*Given request:* Select each line where the word "Plat" appears.

begin Material supplied

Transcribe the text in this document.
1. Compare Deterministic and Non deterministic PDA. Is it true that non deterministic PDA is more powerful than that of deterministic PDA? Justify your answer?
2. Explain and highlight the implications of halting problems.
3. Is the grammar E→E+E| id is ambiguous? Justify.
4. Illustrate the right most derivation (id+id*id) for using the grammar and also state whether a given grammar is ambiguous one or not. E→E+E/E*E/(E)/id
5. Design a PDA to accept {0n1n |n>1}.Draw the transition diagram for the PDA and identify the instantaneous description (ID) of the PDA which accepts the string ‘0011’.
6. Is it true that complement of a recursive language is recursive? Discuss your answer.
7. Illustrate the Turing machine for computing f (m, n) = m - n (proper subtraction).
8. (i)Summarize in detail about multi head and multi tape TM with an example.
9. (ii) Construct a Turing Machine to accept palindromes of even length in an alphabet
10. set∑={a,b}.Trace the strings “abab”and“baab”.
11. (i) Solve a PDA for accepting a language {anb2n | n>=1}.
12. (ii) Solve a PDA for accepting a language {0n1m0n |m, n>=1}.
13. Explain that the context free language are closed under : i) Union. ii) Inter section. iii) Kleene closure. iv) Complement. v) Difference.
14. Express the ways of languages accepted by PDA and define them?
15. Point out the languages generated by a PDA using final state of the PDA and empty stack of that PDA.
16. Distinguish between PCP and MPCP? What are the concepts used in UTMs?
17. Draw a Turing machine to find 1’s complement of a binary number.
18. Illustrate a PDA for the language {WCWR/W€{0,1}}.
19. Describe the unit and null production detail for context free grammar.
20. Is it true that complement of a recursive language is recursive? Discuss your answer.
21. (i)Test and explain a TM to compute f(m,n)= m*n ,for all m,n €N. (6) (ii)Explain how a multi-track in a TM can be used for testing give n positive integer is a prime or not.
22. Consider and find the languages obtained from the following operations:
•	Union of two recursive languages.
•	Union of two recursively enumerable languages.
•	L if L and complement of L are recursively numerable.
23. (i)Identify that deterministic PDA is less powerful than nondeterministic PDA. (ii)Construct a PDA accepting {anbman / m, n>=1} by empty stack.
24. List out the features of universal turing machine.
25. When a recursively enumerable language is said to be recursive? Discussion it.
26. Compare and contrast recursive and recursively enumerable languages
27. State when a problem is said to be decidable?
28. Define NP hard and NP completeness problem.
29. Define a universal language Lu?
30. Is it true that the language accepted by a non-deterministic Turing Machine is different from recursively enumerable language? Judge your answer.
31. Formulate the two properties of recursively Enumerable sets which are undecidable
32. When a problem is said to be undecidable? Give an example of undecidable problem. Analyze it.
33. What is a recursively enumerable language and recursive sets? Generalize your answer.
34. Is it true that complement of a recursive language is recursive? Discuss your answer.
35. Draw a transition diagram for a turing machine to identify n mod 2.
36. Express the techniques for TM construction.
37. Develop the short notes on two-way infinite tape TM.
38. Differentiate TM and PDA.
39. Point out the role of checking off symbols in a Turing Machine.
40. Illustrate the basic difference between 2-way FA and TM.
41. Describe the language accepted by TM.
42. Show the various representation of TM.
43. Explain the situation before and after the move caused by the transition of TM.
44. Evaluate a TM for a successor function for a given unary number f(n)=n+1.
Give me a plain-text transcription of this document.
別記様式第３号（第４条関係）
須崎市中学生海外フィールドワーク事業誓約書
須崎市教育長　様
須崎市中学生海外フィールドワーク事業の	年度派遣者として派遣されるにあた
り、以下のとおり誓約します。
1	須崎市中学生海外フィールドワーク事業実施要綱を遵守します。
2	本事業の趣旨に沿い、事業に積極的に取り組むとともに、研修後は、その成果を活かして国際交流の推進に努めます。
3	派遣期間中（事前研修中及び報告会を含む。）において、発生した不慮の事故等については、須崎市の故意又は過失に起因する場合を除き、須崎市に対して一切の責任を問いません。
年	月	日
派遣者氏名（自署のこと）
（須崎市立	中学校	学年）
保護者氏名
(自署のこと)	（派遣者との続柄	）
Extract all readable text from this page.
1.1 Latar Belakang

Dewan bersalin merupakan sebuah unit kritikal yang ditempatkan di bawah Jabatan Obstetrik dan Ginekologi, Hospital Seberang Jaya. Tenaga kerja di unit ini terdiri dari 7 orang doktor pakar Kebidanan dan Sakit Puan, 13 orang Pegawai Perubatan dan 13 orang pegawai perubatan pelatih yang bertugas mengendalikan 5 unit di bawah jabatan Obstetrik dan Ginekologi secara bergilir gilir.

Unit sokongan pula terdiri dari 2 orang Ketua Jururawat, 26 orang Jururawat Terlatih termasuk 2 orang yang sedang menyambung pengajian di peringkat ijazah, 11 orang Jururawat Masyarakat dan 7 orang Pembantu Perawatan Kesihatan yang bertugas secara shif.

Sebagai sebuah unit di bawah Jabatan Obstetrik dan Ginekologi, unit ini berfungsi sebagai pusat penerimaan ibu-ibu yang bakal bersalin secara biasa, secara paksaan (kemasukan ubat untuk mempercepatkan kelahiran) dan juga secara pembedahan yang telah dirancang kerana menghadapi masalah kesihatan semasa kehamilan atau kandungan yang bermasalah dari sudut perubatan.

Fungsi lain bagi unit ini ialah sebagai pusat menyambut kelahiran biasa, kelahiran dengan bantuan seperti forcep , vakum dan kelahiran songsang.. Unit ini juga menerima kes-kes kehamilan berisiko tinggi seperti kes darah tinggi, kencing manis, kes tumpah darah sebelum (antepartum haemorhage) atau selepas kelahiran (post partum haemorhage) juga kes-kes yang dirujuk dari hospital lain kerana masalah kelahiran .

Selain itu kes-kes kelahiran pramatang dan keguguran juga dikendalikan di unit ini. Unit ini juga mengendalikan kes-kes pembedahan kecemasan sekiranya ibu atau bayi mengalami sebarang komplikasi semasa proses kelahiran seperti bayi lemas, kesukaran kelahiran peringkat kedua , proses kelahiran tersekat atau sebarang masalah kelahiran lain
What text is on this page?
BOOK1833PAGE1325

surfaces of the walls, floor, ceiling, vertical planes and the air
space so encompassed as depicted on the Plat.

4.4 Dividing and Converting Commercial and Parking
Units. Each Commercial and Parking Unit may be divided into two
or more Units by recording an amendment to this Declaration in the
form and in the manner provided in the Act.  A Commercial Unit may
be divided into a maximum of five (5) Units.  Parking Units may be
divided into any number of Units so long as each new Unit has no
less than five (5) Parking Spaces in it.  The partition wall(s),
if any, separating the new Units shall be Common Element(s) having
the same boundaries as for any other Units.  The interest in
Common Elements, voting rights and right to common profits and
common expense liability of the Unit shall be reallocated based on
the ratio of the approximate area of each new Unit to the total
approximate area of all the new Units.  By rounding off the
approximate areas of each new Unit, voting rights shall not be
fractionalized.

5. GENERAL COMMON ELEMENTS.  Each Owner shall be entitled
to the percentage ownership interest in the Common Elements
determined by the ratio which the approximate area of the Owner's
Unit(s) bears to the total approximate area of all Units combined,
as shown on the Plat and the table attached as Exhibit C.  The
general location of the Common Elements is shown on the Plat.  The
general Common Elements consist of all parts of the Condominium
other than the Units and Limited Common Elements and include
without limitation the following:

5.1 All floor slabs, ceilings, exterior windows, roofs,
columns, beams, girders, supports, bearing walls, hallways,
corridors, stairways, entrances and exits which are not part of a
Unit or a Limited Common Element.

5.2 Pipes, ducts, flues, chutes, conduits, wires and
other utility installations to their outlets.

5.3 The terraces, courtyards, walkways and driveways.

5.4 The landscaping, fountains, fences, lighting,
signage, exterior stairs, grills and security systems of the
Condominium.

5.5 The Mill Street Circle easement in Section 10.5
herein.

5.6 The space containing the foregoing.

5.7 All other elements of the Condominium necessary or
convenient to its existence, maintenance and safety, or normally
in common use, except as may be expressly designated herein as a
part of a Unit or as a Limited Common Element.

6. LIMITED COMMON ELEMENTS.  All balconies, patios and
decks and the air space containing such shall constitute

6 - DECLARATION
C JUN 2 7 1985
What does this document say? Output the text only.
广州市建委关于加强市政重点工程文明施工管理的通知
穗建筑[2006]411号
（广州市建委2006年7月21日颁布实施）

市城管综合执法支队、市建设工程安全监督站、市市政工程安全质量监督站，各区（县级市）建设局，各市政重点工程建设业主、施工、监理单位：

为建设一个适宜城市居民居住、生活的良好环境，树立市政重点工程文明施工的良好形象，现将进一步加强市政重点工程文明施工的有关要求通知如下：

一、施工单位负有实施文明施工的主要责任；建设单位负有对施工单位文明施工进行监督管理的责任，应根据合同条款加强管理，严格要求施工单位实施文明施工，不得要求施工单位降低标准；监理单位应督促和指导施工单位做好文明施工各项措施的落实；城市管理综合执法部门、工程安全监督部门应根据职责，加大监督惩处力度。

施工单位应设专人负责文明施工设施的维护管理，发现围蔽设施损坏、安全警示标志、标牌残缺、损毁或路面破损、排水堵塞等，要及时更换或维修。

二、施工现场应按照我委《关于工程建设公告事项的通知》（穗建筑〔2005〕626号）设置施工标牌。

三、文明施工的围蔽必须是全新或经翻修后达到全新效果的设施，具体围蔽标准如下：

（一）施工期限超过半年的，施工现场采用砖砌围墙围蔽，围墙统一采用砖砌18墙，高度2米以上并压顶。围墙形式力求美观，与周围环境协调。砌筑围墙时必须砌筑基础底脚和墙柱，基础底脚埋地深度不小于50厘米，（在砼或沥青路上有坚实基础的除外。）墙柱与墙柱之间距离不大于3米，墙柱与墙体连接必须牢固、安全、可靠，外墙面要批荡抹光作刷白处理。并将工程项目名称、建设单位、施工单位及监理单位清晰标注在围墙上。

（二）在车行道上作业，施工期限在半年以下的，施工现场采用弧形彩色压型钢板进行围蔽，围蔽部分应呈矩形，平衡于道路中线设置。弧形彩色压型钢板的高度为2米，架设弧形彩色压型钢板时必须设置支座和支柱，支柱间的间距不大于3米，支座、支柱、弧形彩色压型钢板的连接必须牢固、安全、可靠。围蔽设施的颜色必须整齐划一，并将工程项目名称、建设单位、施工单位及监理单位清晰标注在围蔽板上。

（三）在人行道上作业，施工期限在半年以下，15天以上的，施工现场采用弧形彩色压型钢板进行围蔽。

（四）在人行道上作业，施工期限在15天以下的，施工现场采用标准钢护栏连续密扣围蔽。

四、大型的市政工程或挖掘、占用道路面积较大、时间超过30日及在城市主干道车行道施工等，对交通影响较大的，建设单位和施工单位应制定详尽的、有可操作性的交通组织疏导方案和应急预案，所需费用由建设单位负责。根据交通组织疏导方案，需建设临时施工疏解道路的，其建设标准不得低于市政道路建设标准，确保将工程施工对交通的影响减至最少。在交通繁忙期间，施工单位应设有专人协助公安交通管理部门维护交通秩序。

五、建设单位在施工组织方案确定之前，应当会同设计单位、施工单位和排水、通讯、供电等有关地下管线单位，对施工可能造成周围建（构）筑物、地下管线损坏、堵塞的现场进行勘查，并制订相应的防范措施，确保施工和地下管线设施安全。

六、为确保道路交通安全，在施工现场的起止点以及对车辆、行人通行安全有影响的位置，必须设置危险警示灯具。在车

end Material supplied

*Answer to the exercise:*
space so encompassed as depicted on the Plat.
as shown on the Plat and the table attached as Exhibit C.  The
general location of the Common Elements is shown on the Plat.  The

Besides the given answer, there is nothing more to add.